** PROBLEM STATEMENT **
Scan the listing below and copy every line holding "europe".

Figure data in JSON
######

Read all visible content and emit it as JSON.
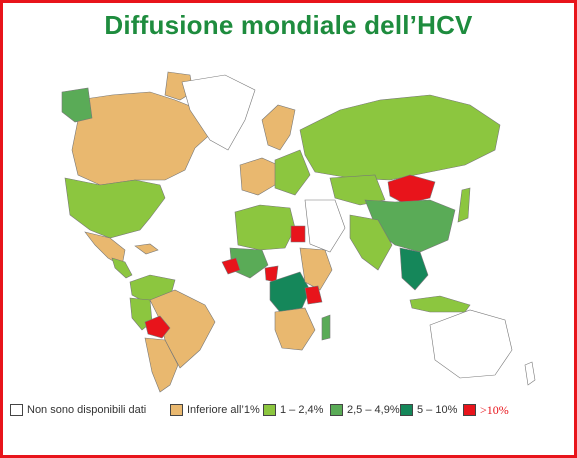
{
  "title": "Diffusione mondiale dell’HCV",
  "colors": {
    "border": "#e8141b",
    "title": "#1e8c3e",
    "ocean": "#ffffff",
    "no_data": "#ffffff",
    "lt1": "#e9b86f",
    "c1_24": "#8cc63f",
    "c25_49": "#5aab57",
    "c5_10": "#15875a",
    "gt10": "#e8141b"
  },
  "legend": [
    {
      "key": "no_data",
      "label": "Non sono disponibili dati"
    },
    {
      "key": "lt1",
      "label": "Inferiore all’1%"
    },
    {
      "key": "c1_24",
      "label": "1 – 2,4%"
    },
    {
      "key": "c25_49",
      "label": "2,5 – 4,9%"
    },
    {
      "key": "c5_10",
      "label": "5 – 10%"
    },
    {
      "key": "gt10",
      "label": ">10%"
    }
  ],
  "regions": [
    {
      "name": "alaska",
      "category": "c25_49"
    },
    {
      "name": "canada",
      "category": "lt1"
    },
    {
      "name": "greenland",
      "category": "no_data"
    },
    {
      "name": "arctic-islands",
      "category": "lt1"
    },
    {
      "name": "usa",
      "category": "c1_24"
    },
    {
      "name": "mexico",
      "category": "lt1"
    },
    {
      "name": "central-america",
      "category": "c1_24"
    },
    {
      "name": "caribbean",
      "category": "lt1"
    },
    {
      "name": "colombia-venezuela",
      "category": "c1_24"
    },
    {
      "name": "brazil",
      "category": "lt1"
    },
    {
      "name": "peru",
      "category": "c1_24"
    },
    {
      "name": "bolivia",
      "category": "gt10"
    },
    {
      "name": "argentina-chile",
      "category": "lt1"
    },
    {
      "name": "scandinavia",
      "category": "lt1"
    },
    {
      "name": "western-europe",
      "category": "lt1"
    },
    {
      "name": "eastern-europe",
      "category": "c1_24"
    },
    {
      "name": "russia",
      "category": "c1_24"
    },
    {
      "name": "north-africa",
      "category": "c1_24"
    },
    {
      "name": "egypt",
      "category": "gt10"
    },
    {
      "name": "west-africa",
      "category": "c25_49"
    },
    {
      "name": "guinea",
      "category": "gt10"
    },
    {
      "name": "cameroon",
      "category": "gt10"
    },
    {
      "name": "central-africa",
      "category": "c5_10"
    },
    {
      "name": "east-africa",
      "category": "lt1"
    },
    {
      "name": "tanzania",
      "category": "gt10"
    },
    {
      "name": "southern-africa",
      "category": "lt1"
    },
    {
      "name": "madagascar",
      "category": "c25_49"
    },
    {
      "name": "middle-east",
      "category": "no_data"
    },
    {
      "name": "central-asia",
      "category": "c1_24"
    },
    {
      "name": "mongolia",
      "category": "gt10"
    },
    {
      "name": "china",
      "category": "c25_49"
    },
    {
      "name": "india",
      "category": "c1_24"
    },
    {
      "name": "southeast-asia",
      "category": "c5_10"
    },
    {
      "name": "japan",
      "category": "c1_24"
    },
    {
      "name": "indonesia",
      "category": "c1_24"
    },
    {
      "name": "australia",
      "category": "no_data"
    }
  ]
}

######

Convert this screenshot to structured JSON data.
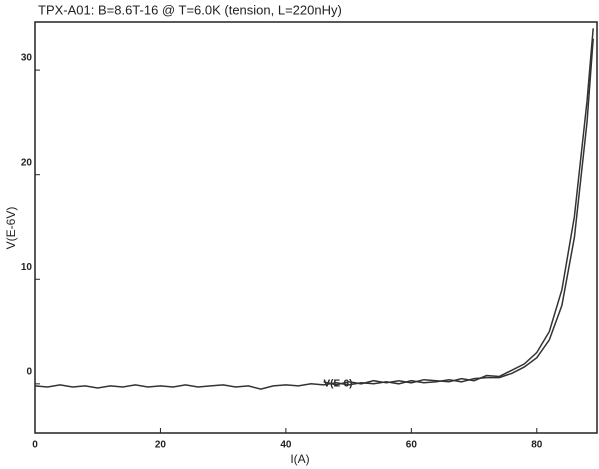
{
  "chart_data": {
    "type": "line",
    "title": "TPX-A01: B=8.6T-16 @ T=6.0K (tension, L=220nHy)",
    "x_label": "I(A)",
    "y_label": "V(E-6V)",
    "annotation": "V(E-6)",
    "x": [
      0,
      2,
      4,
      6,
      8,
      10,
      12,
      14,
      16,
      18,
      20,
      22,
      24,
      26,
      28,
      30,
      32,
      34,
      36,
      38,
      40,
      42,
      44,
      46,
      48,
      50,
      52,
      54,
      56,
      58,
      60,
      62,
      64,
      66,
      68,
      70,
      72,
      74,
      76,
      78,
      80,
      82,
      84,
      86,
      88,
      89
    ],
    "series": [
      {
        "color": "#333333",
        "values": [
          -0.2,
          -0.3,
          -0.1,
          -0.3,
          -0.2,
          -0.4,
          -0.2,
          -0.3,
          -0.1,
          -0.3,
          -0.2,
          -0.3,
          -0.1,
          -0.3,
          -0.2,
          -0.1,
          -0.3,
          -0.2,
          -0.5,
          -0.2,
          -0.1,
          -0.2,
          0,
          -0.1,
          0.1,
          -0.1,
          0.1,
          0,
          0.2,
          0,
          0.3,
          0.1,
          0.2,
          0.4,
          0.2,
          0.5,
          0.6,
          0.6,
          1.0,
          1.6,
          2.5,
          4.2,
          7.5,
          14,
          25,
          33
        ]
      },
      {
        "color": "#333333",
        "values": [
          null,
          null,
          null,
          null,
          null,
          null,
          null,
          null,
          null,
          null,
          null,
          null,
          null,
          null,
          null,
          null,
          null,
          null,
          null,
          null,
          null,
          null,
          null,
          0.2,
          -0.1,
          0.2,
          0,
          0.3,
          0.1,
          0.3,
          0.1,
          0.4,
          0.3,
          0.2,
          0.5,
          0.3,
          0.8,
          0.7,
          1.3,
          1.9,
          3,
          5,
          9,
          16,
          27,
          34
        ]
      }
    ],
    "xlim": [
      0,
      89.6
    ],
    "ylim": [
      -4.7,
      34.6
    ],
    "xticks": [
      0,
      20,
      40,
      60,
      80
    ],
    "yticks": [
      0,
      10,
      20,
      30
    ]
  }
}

######

** SOLVED PROBLEM **
      "name": "western-europe",
      "name": "eastern-europe",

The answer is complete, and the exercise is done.